----- DATA IN THIS EXERCISE

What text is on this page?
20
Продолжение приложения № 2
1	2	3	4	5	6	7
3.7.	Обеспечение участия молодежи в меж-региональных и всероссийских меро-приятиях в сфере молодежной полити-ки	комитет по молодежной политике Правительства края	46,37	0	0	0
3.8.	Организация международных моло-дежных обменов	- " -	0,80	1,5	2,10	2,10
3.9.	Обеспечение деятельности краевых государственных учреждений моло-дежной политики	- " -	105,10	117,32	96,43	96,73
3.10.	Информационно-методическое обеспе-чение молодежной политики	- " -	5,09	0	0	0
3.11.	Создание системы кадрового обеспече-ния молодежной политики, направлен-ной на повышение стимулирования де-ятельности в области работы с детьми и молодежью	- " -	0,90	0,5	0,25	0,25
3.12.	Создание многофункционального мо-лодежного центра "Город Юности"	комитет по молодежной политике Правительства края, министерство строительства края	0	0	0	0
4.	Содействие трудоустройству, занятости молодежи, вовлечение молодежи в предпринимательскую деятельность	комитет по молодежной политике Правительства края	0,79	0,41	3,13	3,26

----------

*REQUIRED WORK*:
The whole listing above needs to be written out again exactly.

*SOLUTION FOR THIS TASK*:
What text is on this page?
20
Продолжение приложения № 2
1	2	3	4	5	6	7
3.7.	Обеспечение участия молодежи в меж-региональных и всероссийских меро-приятиях в сфере молодежной полити-ки	комитет по молодежной политике Правительства края	46,37	0	0	0
3.8.	Организация международных моло-дежных обменов	- " -	0,80	1,5	2,10	2,10
3.9.	Обеспечение деятельности краевых государственных учреждений моло-дежной политики	- " -	105,10	117,32	96,43	96,73
3.10.	Информационно-методическое обеспе-чение молодежной политики	- " -	5,09	0	0	0
3.11.	Создание системы кадрового обеспече-ния молодежной политики, направлен-ной на повышение стимулирования де-ятельности в области работы с детьми и молодежью	- " -	0,90	0,5	0,25	0,25
3.12.	Создание многофункционального мо-лодежного центра "Город Юности"	комитет по молодежной политике Правительства края, министерство строительства края	0	0	0	0
4.	Содействие трудоустройству, занятости молодежи, вовлечение молодежи в предпринимательскую деятельность	комитет по молодежной политике Правительства края	0,79	0,41	3,13	3,26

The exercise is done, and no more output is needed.